Give the material once more, word for word, without any images.

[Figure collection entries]
╔══

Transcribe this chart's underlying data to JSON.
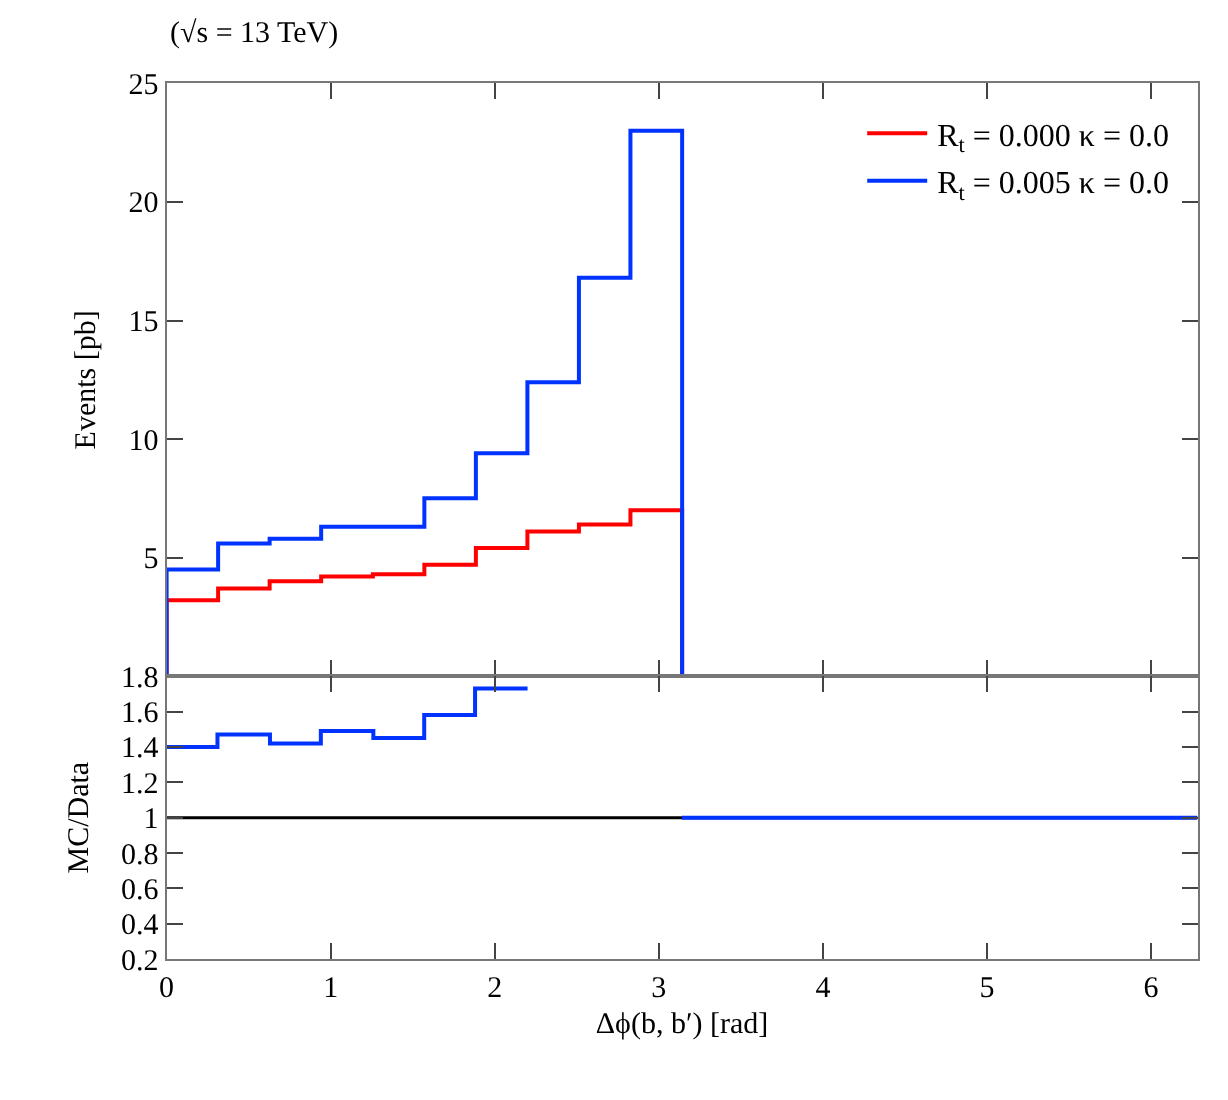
{
  "chart_data": [
    {
      "type": "histogram",
      "title": "(√s = 13 TeV)",
      "ylabel": "Events [pb]",
      "bins": [
        0,
        0.314,
        0.628,
        0.942,
        1.257,
        1.571,
        1.885,
        2.199,
        2.513,
        2.827,
        3.142
      ],
      "series": [
        {
          "name": "R$_{t}$ = 0.000 κ = 0.0",
          "color": "#ff0000",
          "values": [
            3.2,
            3.7,
            4.0,
            4.2,
            4.3,
            4.7,
            5.4,
            6.1,
            6.4,
            7.0
          ]
        },
        {
          "name": "R$_{t}$ = 0.005 κ = 0.0",
          "color": "#0033ff",
          "values": [
            4.5,
            5.6,
            5.8,
            6.3,
            6.3,
            7.5,
            9.4,
            12.4,
            16.8,
            23.0
          ]
        }
      ],
      "xlim": [
        0,
        6.283
      ],
      "xticks": [
        {
          "value": 0,
          "label": null
        },
        {
          "value": 1,
          "label": null
        },
        {
          "value": 2,
          "label": null
        },
        {
          "value": 3,
          "label": null
        },
        {
          "value": 4,
          "label": null
        },
        {
          "value": 5,
          "label": null
        },
        {
          "value": 6,
          "label": null
        }
      ],
      "ylim": [
        0,
        25
      ],
      "yticks": [
        5,
        10,
        15,
        20,
        25
      ],
      "tick_labels": "y",
      "legend": "top right",
      "grid": false
    },
    {
      "type": "step",
      "xlabel": "Δϕ(b, b′) [rad]",
      "ylabel": "MC/Data",
      "x": [
        0,
        0.31,
        0.63,
        0.94,
        1.26,
        1.57,
        1.88,
        2.2,
        2.51,
        2.83,
        3.14,
        6.28
      ],
      "series": [
        {
          "color": "#0033ff",
          "values": [
            1.4,
            1.47,
            1.42,
            1.49,
            1.45,
            1.58,
            1.73,
            null,
            null,
            null,
            1.0,
            1.0
          ]
        }
      ],
      "ref_lines": [
        {
          "axis": "y",
          "value": 1,
          "color": "#000000"
        }
      ],
      "xlim": [
        0,
        6.283
      ],
      "xticks": [
        0,
        1,
        2,
        3,
        4,
        5,
        6
      ],
      "ylim": [
        0.2,
        1.8
      ],
      "yticks": [
        0.2,
        0.4,
        0.6,
        0.8,
        {
          "value": 1,
          "label": "1"
        },
        1.2,
        1.4,
        1.6,
        1.8
      ],
      "grid": false
    }
  ]
}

╚══

• Exercise output
Transcribe this chart's underlying data to JSON.
{
  "chart_data": [
    {
      "type": "histogram",
      "title": "(√s = 13 TeV)",
      "ylabel": "Events [pb]",
      "bins": [
        0,
        0.314,
        0.628,
        0.942,
        1.257,
        1.571,
        1.885,
        2.199,
        2.513,
        2.827,
        3.142
      ],
      "series": [
        {
          "name": "R$_{t}$ = 0.000 κ = 0.0",
          "color": "#ff0000",
          "values": [
            3.2,
            3.7,
            4.0,
            4.2,
            4.3,
            4.7,
            5.4,
            6.1,
            6.4,
            7.0
          ]
        },
        {
          "name": "R$_{t}$ = 0.005 κ = 0.0",
          "color": "#0033ff",
          "values": [
            4.5,
            5.6,
            5.8,
            6.3,
            6.3,
            7.5,
            9.4,
            12.4,
            16.8,
            23.0
          ]
        }
      ],
      "xlim": [
        0,
        6.283
      ],
      "xticks": [
        {
          "value": 0,
          "label": null
        },
        {
          "value": 1,
          "label": null
        },
        {
          "value": 2,
          "label": null
        },
        {
          "value": 3,
          "label": null
        },
        {
          "value": 4,
          "label": null
        },
        {
          "value": 5,
          "label": null
        },
        {
          "value": 6,
          "label": null
        }
      ],
      "ylim": [
        0,
        25
      ],
      "yticks": [
        5,
        10,
        15,
        20,
        25
      ],
      "tick_labels": "y",
      "legend": "top right",
      "grid": false
    },
    {
      "type": "step",
      "xlabel": "Δϕ(b, b′) [rad]",
      "ylabel": "MC/Data",
      "x": [
        0,
        0.31,
        0.63,
        0.94,
        1.26,
        1.57,
        1.88,
        2.2,
        2.51,
        2.83,
        3.14,
        6.28
      ],
      "series": [
        {
          "color": "#0033ff",
          "values": [
            1.4,
            1.47,
            1.42,
            1.49,
            1.45,
            1.58,
            1.73,
            null,
            null,
            null,
            1.0,
            1.0
          ]
        }
      ],
      "ref_lines": [
        {
          "axis": "y",
          "value": 1,
          "color": "#000000"
        }
      ],
      "xlim": [
        0,
        6.283
      ],
      "xticks": [
        0,
        1,
        2,
        3,
        4,
        5,
        6
      ],
      "ylim": [
        0.2,
        1.8
      ],
      "yticks": [
        0.2,
        0.4,
        0.6,
        0.8,
        {
          "value": 1,
          "label": "1"
        },
        1.2,
        1.4,
        1.6,
        1.8
      ],
      "grid": false
    }
  ]
}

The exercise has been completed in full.